------ Supplied information ------

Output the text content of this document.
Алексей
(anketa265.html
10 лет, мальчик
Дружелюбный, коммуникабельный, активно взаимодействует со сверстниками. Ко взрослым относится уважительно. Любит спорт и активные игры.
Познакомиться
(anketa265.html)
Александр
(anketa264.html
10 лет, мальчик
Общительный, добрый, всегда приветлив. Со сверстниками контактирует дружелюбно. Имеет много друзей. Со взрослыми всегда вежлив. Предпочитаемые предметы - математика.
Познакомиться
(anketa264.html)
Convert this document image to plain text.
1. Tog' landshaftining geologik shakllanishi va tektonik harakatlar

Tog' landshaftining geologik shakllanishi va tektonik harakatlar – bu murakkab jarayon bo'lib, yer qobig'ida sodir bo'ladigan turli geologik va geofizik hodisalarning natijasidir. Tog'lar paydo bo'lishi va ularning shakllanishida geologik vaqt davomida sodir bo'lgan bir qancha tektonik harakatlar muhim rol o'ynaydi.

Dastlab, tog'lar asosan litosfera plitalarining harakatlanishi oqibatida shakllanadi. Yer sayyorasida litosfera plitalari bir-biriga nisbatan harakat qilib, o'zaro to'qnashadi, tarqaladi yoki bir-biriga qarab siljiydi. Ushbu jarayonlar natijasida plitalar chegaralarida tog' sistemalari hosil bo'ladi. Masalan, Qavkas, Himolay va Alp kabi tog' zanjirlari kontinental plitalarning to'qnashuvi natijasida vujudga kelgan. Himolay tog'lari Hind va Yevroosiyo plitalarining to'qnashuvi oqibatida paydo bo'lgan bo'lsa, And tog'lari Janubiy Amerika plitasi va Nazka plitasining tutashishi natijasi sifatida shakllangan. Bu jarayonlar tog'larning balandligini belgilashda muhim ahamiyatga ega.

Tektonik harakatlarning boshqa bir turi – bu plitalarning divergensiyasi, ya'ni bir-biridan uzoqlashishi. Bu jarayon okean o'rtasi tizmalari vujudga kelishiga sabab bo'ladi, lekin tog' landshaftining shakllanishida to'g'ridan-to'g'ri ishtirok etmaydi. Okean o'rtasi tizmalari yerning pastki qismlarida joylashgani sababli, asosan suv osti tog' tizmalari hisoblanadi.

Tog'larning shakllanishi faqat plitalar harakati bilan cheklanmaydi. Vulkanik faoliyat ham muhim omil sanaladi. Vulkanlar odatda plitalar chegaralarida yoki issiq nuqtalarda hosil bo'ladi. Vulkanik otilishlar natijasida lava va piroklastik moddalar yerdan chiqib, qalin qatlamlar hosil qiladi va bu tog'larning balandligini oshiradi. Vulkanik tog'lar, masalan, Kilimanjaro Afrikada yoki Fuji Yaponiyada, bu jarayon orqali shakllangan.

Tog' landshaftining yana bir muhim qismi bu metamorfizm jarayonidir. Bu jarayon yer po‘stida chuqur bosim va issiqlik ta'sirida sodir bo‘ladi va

------

Filter the listing above for the string "sodir" and copy every matching line.

Tog' landshaftining geologik shakllanishi va tektonik harakatlar – bu murakkab jarayon bo'lib, yer qobig'ida sodir bo'ladigan turli geologik va geofizik hodisalarning natijasidir. Tog'lar paydo bo'lishi va ularning shakllanishida geologik vaqt davomida sodir bo'lgan bir qancha tektonik harakatlar muhim rol o'ynaydi.
Tog' landshaftining yana bir muhim qismi bu metamorfizm jarayonidir. Bu jarayon yer po‘stida chuqur bosim va issiqlik ta'sirida sodir bo‘ladi va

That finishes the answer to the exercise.